_Task input_

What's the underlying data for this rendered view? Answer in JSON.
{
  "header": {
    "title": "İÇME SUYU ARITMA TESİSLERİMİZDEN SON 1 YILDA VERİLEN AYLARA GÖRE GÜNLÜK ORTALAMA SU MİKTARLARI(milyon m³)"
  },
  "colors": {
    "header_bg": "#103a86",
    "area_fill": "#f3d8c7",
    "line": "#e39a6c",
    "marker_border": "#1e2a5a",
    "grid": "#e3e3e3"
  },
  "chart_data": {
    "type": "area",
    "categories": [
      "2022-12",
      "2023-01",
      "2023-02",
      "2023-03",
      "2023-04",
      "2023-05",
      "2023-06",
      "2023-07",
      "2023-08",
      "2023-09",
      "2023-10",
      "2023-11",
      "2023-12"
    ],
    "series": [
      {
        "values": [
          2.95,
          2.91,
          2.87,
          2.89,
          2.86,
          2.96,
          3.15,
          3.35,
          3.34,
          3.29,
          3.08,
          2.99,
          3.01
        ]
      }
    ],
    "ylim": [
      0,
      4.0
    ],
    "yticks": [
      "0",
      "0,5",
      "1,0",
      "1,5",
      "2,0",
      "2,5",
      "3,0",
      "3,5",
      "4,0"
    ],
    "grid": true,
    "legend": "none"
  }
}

...

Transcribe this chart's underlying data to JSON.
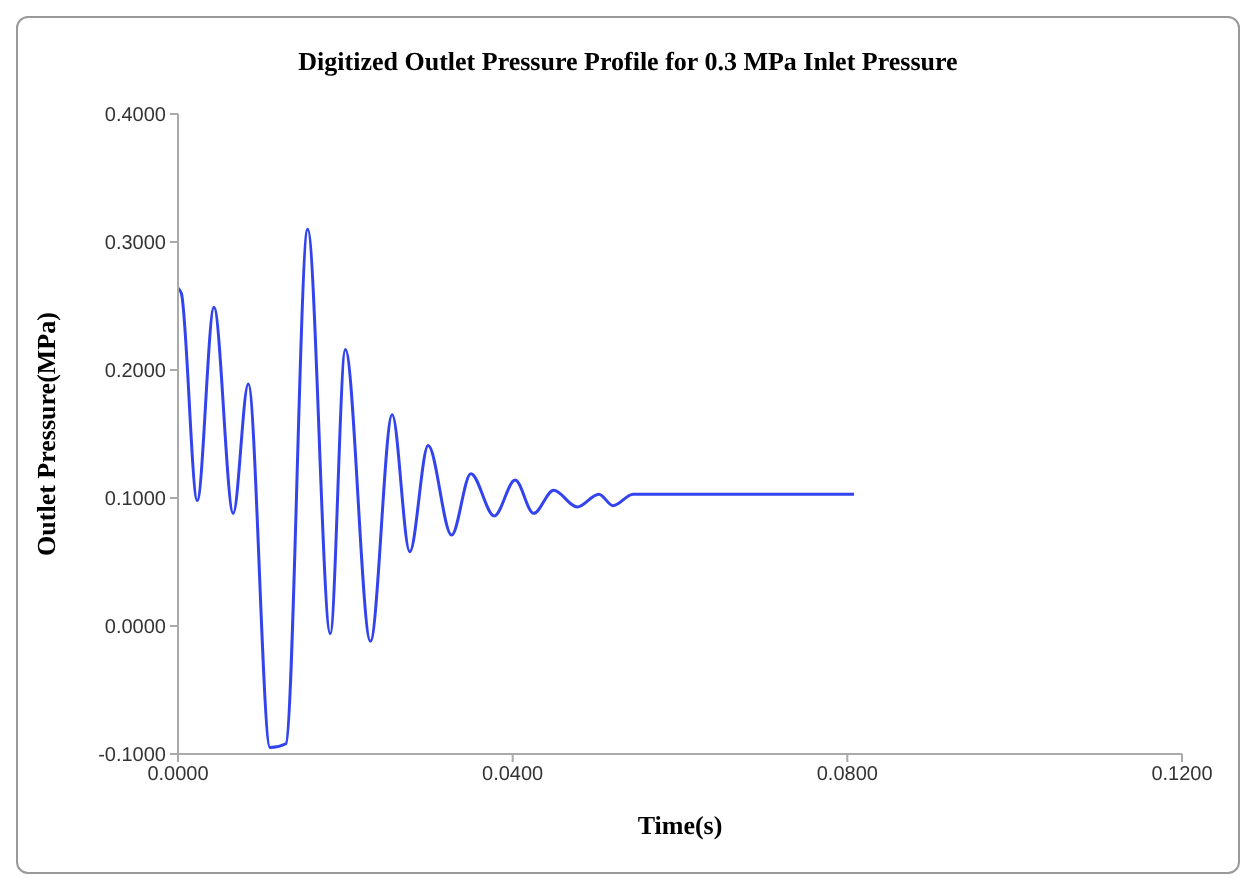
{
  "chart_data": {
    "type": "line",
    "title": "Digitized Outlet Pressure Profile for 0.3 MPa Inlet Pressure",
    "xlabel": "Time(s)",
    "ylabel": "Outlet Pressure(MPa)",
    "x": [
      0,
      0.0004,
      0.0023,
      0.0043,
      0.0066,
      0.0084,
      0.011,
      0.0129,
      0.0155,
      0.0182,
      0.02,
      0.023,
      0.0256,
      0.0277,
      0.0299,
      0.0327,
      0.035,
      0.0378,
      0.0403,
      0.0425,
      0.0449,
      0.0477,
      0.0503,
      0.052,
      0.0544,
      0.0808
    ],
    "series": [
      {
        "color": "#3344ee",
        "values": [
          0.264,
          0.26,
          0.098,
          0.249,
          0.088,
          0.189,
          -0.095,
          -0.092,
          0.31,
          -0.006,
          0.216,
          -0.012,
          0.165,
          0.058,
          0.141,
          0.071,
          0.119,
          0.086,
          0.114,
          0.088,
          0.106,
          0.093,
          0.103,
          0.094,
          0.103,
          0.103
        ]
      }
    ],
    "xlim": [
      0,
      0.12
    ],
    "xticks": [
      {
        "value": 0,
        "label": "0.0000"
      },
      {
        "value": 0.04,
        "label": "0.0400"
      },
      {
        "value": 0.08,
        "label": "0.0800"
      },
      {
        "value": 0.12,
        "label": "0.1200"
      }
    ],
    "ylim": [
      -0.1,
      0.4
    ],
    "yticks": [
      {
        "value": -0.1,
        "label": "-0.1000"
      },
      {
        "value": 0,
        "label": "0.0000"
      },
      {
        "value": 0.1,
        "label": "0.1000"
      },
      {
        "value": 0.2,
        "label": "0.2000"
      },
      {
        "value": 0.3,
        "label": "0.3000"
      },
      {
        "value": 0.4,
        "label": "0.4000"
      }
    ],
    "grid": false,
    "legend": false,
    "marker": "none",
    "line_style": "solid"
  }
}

* * *

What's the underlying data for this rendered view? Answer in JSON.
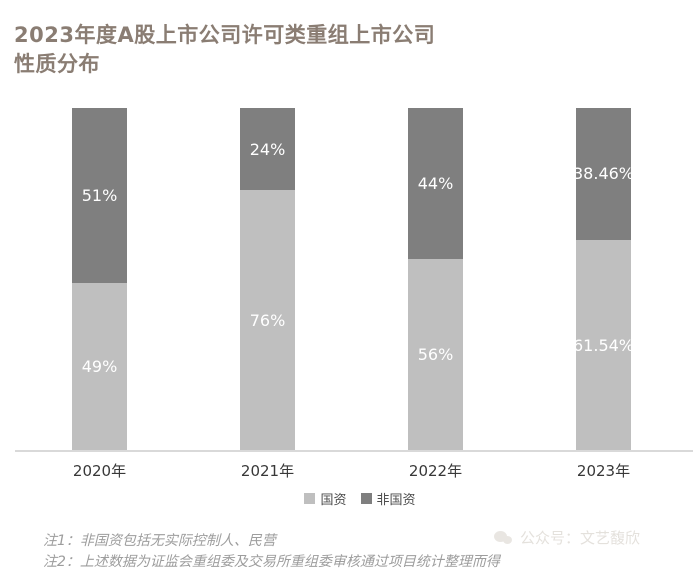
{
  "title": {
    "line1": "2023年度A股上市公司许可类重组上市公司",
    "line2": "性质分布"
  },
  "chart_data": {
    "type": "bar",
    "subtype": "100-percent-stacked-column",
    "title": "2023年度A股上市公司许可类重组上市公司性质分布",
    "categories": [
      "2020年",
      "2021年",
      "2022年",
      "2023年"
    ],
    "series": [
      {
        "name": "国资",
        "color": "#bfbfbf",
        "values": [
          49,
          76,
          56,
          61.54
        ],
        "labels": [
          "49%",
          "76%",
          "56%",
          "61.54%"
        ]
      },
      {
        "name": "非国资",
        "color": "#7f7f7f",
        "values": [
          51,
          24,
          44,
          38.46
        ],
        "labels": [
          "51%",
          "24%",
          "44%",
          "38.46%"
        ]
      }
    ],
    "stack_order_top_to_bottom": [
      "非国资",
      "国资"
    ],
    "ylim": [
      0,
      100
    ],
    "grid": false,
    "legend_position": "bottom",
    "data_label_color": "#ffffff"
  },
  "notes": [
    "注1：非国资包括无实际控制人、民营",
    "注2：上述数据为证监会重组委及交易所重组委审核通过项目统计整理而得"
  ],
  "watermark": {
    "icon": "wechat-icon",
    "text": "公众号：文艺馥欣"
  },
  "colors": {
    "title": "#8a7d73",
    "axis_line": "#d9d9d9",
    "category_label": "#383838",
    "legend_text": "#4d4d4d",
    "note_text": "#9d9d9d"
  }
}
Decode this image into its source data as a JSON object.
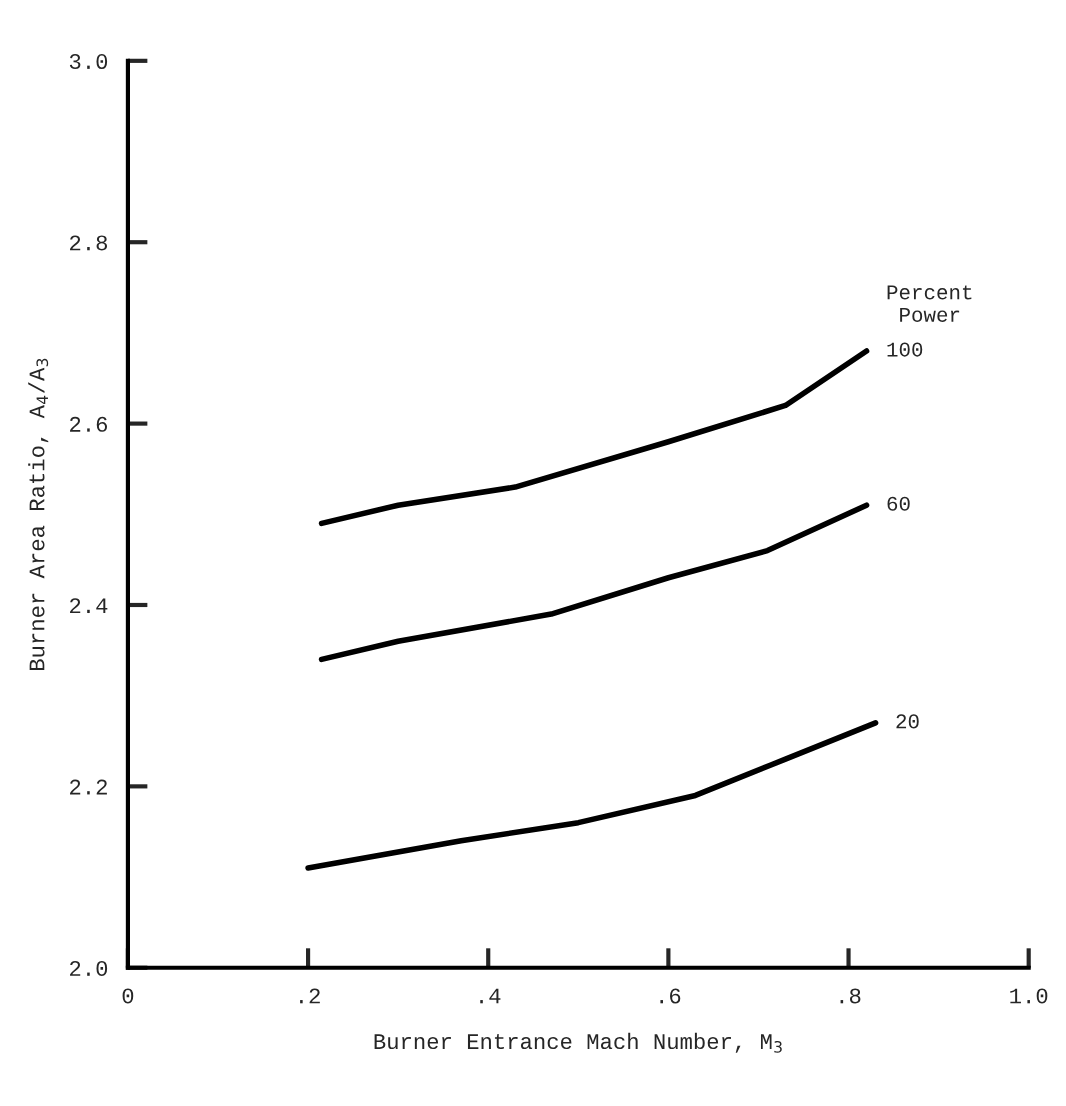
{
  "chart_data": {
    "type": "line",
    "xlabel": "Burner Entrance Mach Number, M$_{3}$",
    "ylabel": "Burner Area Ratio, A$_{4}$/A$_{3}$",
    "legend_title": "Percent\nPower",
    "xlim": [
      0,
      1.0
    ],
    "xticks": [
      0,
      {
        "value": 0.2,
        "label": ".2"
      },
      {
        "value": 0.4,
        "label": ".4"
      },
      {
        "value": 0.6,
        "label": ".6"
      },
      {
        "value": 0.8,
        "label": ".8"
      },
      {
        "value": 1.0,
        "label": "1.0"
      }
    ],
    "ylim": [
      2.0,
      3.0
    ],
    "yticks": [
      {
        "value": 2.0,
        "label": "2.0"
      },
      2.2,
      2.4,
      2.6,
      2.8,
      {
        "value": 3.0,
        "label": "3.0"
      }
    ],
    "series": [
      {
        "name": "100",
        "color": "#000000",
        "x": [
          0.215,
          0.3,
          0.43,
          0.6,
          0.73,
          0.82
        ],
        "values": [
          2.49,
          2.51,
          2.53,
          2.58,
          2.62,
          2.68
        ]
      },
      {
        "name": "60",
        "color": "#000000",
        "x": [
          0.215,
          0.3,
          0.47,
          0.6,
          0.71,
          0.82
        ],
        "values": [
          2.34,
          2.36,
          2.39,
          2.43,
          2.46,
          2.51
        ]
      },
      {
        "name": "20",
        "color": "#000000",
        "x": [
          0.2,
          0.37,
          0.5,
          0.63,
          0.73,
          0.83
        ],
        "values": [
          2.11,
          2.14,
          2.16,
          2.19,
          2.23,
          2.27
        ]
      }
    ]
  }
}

_Task objective_
Each line in the listing above either holds the string "JSON" or does not; state how many do, giving the number only.

_Response to the task_
4